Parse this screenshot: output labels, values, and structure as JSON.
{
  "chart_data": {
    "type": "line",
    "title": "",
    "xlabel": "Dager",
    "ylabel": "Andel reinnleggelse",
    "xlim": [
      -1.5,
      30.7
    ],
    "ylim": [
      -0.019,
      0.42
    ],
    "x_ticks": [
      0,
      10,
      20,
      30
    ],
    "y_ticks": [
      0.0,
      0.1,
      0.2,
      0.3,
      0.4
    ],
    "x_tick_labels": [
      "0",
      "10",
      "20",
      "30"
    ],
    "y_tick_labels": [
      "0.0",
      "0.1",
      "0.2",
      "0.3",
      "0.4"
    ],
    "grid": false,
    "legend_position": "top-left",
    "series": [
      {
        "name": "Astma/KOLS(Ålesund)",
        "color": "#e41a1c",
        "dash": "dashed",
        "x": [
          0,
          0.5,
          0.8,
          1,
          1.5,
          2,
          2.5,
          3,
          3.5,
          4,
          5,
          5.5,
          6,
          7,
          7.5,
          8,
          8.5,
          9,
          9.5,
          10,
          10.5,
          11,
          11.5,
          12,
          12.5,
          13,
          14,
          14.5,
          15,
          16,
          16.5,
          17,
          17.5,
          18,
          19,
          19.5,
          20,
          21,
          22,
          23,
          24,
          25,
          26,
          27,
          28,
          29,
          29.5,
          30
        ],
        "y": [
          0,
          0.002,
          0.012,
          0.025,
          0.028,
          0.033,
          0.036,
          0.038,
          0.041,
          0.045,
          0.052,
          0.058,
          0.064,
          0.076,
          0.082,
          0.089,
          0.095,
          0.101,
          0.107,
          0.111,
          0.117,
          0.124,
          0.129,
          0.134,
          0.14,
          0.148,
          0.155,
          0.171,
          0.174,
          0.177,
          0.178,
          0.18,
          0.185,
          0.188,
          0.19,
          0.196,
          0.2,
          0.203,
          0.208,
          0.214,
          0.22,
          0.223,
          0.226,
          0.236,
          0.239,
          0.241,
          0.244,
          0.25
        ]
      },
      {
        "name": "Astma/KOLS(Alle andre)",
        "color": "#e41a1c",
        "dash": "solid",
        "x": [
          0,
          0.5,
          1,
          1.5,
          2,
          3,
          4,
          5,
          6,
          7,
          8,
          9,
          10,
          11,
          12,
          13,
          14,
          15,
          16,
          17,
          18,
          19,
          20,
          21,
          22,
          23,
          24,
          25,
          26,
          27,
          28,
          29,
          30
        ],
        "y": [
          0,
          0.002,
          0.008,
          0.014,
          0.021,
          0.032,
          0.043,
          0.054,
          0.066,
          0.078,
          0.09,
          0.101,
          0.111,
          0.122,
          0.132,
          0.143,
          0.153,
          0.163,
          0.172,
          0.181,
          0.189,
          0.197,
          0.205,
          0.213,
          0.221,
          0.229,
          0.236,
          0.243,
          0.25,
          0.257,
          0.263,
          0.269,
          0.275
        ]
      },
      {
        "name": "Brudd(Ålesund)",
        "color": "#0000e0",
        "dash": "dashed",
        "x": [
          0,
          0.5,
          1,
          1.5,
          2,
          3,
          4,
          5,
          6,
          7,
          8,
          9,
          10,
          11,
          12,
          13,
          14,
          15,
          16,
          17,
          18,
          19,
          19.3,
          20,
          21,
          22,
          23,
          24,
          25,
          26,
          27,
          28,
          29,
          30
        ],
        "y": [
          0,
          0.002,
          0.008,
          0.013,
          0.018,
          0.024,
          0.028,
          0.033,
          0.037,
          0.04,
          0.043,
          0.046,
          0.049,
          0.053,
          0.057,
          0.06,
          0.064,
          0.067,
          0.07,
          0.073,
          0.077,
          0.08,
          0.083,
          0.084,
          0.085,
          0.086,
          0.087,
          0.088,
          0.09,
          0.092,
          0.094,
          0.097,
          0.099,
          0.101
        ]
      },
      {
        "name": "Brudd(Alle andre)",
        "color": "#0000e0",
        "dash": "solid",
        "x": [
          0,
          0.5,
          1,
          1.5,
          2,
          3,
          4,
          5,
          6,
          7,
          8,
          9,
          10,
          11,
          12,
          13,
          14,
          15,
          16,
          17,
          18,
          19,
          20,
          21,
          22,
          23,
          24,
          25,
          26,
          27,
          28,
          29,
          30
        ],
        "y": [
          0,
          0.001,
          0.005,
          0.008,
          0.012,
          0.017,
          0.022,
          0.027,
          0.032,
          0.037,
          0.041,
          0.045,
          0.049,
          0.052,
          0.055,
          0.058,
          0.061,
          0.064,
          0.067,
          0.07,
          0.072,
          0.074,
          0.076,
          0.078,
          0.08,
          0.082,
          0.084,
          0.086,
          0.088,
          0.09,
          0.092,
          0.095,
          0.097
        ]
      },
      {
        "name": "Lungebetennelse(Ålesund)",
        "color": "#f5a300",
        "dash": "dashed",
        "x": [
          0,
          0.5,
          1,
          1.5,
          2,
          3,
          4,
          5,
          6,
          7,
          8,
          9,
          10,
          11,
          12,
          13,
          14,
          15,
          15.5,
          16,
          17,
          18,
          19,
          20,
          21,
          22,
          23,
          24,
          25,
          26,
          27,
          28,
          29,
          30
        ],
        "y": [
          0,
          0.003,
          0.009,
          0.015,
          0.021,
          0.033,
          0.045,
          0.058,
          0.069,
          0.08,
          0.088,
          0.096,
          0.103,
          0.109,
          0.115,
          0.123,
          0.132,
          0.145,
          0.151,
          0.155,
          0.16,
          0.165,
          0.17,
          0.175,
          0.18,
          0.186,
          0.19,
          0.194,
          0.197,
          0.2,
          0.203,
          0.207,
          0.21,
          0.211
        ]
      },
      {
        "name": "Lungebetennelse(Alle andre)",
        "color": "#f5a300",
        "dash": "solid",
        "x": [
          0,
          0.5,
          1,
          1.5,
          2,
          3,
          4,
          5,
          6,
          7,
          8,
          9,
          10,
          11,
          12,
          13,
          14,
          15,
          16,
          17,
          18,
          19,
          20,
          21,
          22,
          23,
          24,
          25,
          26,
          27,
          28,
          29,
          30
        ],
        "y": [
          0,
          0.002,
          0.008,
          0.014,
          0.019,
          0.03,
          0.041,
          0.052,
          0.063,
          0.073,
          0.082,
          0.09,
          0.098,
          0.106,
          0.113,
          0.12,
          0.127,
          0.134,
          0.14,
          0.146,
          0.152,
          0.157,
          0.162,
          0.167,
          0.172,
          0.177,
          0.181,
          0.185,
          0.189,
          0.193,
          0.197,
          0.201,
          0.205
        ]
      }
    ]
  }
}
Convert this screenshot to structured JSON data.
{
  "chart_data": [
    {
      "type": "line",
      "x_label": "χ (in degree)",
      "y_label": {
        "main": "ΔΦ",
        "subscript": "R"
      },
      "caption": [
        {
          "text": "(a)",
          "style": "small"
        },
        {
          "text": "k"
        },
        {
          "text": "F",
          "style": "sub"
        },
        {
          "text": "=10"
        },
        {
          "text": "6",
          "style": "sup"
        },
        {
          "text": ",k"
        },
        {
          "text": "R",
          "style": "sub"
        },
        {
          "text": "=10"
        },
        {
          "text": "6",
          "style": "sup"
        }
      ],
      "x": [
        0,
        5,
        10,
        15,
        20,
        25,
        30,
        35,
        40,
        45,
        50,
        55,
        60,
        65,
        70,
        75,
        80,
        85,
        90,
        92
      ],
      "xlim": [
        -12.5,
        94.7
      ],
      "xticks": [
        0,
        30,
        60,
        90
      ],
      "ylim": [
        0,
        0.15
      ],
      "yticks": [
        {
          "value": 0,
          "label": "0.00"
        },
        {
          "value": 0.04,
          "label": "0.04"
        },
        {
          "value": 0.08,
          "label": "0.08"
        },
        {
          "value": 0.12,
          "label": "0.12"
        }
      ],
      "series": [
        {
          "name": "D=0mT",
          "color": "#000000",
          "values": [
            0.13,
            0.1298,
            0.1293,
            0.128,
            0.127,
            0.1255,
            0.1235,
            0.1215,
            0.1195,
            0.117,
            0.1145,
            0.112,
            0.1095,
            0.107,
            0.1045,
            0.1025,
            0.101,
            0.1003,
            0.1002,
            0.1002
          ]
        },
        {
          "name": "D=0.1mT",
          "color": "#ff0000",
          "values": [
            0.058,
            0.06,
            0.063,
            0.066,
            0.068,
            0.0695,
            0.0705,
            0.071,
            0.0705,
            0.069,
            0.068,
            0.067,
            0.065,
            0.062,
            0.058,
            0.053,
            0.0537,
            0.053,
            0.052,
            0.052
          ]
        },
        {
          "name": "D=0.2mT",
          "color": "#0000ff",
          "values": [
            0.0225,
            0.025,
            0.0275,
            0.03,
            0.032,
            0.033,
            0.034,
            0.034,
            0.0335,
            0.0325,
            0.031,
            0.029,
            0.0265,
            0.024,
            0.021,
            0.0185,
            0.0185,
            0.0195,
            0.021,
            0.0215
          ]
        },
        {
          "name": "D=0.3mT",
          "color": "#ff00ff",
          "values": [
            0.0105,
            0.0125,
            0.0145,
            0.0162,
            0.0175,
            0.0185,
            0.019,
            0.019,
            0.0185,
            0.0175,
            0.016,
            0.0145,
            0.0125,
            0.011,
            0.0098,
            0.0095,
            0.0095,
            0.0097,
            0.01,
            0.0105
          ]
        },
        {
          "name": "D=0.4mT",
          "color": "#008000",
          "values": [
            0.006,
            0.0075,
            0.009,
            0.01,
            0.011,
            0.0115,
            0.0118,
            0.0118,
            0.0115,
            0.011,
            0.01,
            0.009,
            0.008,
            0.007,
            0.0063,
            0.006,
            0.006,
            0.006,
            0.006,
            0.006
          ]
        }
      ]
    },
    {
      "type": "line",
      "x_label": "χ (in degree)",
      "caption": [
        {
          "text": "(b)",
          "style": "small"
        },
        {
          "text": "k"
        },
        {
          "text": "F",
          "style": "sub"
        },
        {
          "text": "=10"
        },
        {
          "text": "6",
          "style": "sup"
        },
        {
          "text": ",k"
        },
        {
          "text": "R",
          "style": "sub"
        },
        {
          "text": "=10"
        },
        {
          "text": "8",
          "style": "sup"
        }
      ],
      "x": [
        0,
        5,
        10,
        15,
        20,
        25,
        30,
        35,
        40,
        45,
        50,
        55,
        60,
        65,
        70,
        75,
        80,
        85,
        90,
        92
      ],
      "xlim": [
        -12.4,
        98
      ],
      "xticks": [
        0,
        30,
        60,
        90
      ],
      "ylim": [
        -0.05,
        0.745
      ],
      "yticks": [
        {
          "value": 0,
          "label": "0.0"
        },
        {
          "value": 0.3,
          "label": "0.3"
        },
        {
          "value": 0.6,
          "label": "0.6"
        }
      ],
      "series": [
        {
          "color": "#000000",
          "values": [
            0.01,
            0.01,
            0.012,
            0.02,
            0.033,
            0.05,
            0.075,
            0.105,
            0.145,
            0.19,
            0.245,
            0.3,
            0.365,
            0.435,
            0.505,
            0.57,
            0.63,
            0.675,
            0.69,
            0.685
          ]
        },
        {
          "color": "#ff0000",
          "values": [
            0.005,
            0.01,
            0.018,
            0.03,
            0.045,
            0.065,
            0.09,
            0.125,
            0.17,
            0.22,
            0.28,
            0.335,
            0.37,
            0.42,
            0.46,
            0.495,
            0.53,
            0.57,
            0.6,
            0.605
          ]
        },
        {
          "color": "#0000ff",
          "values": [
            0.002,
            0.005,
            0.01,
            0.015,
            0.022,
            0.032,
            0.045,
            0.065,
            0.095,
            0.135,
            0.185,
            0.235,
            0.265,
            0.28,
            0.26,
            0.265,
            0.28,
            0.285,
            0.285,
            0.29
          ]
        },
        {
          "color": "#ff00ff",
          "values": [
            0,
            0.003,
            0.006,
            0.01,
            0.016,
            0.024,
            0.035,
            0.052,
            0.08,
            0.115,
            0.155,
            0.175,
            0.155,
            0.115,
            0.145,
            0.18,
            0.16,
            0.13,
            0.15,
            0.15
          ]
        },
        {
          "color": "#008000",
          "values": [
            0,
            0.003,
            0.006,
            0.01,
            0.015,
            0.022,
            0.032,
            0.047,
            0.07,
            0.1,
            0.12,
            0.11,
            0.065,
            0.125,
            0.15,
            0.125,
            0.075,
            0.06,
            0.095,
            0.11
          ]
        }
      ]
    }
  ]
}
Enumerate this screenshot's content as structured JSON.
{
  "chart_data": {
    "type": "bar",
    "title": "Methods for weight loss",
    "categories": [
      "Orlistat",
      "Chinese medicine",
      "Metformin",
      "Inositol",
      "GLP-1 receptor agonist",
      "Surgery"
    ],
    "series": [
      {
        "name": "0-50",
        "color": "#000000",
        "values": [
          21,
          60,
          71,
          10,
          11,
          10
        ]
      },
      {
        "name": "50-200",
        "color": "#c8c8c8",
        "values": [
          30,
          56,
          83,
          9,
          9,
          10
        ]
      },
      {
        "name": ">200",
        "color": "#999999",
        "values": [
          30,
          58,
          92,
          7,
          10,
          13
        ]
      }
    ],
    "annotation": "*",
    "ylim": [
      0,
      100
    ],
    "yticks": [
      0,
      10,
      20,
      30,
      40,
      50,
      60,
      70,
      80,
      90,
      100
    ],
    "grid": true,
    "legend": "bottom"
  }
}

━━━

• **Task**: Your answer should be a single number: the count of lines in the entries that contain the word "screenshot".

• **Answer for the task**: 3